»»

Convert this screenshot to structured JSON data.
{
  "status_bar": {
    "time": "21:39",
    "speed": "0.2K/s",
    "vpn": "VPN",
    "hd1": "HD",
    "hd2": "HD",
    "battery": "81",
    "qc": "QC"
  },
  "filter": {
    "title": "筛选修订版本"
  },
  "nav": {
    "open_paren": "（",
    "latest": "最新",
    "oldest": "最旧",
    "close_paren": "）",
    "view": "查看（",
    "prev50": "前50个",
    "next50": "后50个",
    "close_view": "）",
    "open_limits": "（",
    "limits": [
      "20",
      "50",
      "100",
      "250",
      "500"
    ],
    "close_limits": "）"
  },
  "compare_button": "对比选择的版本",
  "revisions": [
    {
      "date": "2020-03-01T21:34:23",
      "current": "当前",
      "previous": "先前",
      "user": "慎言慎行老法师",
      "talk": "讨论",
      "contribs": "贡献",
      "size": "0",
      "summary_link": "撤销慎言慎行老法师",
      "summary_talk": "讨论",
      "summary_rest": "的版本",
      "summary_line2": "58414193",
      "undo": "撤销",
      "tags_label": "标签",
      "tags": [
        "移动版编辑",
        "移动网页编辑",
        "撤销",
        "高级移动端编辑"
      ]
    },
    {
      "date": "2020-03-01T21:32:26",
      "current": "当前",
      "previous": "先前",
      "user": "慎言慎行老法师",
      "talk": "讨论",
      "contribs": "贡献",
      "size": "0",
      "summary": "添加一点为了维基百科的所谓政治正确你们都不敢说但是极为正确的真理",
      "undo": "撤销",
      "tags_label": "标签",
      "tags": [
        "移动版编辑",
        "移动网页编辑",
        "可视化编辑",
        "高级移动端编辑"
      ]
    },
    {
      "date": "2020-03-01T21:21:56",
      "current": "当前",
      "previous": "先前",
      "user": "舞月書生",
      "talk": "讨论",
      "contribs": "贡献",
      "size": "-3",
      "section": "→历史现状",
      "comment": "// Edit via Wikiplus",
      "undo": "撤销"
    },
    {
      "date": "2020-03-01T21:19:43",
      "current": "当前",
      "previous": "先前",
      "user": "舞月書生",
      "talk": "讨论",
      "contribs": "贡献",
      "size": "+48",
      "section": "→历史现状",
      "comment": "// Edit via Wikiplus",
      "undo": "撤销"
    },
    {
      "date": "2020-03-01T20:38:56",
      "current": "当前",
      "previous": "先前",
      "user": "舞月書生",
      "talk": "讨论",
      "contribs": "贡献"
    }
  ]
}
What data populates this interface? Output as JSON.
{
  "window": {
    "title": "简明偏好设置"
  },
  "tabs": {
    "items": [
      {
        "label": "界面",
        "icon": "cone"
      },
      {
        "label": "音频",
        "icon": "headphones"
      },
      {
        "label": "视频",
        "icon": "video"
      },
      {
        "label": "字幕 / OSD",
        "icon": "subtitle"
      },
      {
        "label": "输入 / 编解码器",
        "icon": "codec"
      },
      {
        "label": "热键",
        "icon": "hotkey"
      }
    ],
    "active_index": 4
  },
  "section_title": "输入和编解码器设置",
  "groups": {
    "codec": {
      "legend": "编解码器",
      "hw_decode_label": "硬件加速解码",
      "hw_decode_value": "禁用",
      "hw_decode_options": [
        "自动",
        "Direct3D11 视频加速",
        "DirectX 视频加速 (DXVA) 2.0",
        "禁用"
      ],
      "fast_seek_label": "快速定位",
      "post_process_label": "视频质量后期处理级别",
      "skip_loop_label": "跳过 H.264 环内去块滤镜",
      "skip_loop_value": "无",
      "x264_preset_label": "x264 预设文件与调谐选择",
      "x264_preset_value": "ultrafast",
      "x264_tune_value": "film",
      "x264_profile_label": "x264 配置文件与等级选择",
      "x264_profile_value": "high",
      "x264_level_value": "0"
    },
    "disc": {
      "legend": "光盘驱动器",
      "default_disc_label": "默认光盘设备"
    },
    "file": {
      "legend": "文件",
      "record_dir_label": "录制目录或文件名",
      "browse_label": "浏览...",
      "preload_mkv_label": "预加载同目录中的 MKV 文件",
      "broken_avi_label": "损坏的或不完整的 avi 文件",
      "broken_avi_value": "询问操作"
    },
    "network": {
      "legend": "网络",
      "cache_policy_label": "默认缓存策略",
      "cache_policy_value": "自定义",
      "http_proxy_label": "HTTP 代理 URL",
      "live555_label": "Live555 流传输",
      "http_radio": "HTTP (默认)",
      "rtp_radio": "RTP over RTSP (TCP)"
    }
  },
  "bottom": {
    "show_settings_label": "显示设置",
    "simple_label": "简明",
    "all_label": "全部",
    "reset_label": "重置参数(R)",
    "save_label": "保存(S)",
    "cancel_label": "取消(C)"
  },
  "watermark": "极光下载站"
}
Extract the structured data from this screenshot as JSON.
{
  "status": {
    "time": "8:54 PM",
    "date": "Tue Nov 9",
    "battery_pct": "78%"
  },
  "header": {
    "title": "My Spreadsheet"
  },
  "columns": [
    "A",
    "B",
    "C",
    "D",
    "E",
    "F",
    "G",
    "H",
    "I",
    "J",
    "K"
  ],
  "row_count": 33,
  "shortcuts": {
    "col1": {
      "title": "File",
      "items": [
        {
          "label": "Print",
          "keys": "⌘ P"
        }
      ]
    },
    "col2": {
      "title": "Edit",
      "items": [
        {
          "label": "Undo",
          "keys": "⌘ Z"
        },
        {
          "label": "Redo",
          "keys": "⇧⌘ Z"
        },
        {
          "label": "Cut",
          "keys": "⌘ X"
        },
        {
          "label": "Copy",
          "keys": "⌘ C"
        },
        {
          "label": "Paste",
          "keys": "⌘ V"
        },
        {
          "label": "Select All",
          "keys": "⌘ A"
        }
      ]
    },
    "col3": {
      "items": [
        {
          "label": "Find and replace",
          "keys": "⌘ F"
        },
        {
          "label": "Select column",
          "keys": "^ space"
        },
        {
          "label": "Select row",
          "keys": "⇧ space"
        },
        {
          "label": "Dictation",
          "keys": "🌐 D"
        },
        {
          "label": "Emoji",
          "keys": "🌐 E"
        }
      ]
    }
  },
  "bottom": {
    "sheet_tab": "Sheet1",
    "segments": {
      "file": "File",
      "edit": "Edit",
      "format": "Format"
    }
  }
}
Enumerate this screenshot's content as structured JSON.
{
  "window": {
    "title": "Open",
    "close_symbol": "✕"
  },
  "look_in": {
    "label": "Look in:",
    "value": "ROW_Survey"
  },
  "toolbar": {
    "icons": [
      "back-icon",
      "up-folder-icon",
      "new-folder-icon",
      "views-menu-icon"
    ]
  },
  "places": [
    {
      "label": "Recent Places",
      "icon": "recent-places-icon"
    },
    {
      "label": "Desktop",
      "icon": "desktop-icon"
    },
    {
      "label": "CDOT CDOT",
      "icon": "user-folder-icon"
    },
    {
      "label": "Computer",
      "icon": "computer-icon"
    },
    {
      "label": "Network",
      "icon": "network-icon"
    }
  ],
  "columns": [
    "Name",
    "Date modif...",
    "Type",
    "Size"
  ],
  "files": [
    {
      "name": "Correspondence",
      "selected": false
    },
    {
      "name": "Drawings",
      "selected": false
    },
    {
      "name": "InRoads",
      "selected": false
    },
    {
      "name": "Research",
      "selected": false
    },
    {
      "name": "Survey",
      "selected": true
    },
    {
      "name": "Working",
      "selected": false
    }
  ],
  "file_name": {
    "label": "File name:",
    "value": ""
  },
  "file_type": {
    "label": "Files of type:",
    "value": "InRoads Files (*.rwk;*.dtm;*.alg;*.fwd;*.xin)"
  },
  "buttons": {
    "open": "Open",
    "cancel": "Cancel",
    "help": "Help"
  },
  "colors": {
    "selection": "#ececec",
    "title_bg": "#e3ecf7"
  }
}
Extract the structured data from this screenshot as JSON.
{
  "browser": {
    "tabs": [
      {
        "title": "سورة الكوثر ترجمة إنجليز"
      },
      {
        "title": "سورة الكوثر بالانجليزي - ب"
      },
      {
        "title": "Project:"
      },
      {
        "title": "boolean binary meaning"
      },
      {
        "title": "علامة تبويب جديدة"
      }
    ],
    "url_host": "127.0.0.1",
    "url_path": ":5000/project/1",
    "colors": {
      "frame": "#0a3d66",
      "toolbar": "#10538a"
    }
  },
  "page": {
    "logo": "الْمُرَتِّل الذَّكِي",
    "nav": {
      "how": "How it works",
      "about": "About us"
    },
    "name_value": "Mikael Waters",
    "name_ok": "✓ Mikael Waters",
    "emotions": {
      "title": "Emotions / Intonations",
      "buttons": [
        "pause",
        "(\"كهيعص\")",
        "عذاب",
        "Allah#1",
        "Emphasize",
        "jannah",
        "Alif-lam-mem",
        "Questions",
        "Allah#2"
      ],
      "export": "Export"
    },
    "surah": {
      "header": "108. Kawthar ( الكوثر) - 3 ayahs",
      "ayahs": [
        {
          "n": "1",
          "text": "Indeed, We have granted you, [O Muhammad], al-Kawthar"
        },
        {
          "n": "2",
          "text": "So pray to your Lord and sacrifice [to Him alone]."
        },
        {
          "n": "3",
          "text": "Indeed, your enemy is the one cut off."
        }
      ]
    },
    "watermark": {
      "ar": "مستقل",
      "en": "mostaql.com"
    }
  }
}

««

Select from the material above each line in which the string "legend" appears, and list those lines.

      "legend": "编解码器",
      "legend": "光盘驱动器",
      "legend": "文件",
      "legend": "网络",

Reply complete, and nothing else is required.